■ Required task: Copy out the listing that follows exactly, dropping every picture.

(Extracted data entries)
★ ★ ★ ★ ★ ★ ★

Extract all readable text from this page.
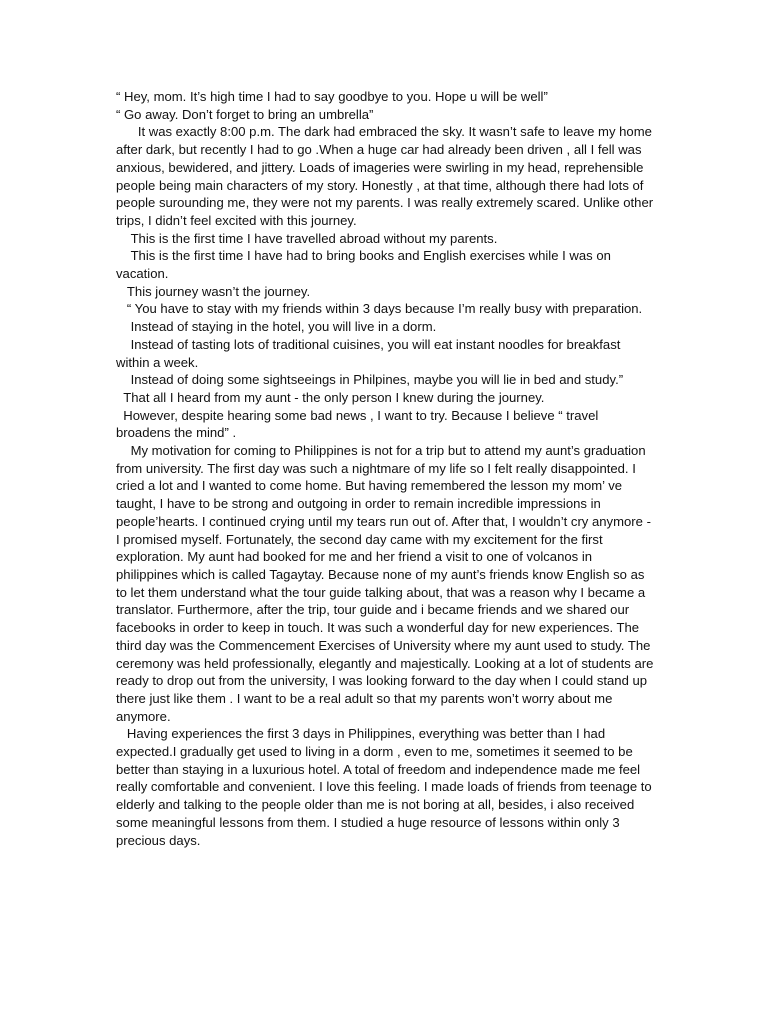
“ Hey, mom. It’s high time I had to say goodbye to you. Hope u will be well”

“ Go away. Don’t forget to bring an umbrella”

It was exactly 8:00 p.m. The dark had embraced the sky. It wasn’t safe to leave my home after dark, but recently I had to go .When a huge car had already been driven , all I fell was anxious, bewidered, and jittery. Loads of imageries were swirling in my head, reprehensible people being main characters of my story. Honestly , at that time, although there had lots of people surounding me, they were not my parents. I was really extremely scared. Unlike other trips, I didn’t feel excited with this journey.

This is the first time I have travelled abroad without my parents.

This is the first time I have had to bring books and English exercises while I was on vacation.

This journey wasn’t the journey.

“ You have to stay with my friends within 3 days because I’m really busy with preparation.

Instead of staying in the hotel, you will live in a dorm.

Instead of tasting lots of traditional cuisines, you will eat instant noodles for breakfast within a week.

Instead of doing some sightseeings in Philpines, maybe you will lie in bed and study.”

That all I heard from my aunt - the only person I knew during the journey.

However, despite hearing some bad news , I want to try. Because I believe “ travel broadens the mind” .

My motivation for coming to Philippines is not for a trip but to attend my aunt’s graduation from university. The first day was such a nightmare of my life so I felt really disappointed. I cried a lot and I wanted to come home. But having remembered the lesson my mom’ ve taught, I have to be strong and outgoing in order to remain incredible impressions in people’hearts. I continued crying until my tears run out of. After that, I wouldn’t cry anymore - I promised myself. Fortunately, the second day came with my excitement for the first exploration. My aunt had booked for me and her friend a visit to one of volcanos in philippines which is called Tagaytay. Because none of my aunt’s friends know English so as to let them understand what the tour guide talking about, that was a reason why I became a translator. Furthermore, after the trip, tour guide and i became friends and we shared our facebooks in order to keep in touch. It was such a wonderful day for new experiences. The third day was the Commencement Exercises of University where my aunt used to study. The ceremony was held professionally, elegantly and majestically. Looking at a lot of students are ready to drop out from the university, I was looking forward to the day when I could stand up there just like them . I want to be a real adult so that my parents won’t worry about me anymore.

Having experiences the first 3 days in Philippines, everything was better than I had expected.I gradually get used to living in a dorm , even to me, sometimes it seemed to be better than staying in a luxurious hotel. A total of freedom and independence made me feel really comfortable and convenient. I love this feeling. I made loads of friends from teenage to elderly and talking to the people older than me is not boring at all, besides, i also received some meaningful lessons from them. I studied a huge resource of lessons within only 3 precious days.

★ ★ ★ ★ ★ ★ ★

■ Complete answer:
Extract all readable text from this page.
“ Hey, mom. It’s high time I had to say goodbye to you. Hope u will be well”

“ Go away. Don’t forget to bring an umbrella”

It was exactly 8:00 p.m. The dark had embraced the sky. It wasn’t safe to leave my home after dark, but recently I had to go .When a huge car had already been driven , all I fell was anxious, bewidered, and jittery. Loads of imageries were swirling in my head, reprehensible people being main characters of my story. Honestly , at that time, although there had lots of people surounding me, they were not my parents. I was really extremely scared. Unlike other trips, I didn’t feel excited with this journey.

This is the first time I have travelled abroad without my parents.

This is the first time I have had to bring books and English exercises while I was on vacation.

This journey wasn’t the journey.

“ You have to stay with my friends within 3 days because I’m really busy with preparation.

Instead of staying in the hotel, you will live in a dorm.

Instead of tasting lots of traditional cuisines, you will eat instant noodles for breakfast within a week.

Instead of doing some sightseeings in Philpines, maybe you will lie in bed and study.”

That all I heard from my aunt - the only person I knew during the journey.

However, despite hearing some bad news , I want to try. Because I believe “ travel broadens the mind” .

My motivation for coming to Philippines is not for a trip but to attend my aunt’s graduation from university. The first day was such a nightmare of my life so I felt really disappointed. I cried a lot and I wanted to come home. But having remembered the lesson my mom’ ve taught, I have to be strong and outgoing in order to remain incredible impressions in people’hearts. I continued crying until my tears run out of. After that, I wouldn’t cry anymore - I promised myself. Fortunately, the second day came with my excitement for the first exploration. My aunt had booked for me and her friend a visit to one of volcanos in philippines which is called Tagaytay. Because none of my aunt’s friends know English so as to let them understand what the tour guide talking about, that was a reason why I became a translator. Furthermore, after the trip, tour guide and i became friends and we shared our facebooks in order to keep in touch. It was such a wonderful day for new experiences. The third day was the Commencement Exercises of University where my aunt used to study. The ceremony was held professionally, elegantly and majestically. Looking at a lot of students are ready to drop out from the university, I was looking forward to the day when I could stand up there just like them . I want to be a real adult so that my parents won’t worry about me anymore.

Having experiences the first 3 days in Philippines, everything was better than I had expected.I gradually get used to living in a dorm , even to me, sometimes it seemed to be better than staying in a luxurious hotel. A total of freedom and independence made me feel really comfortable and convenient. I love this feeling. I made loads of friends from teenage to elderly and talking to the people older than me is not boring at all, besides, i also received some meaningful lessons from them. I studied a huge resource of lessons within only 3 precious days.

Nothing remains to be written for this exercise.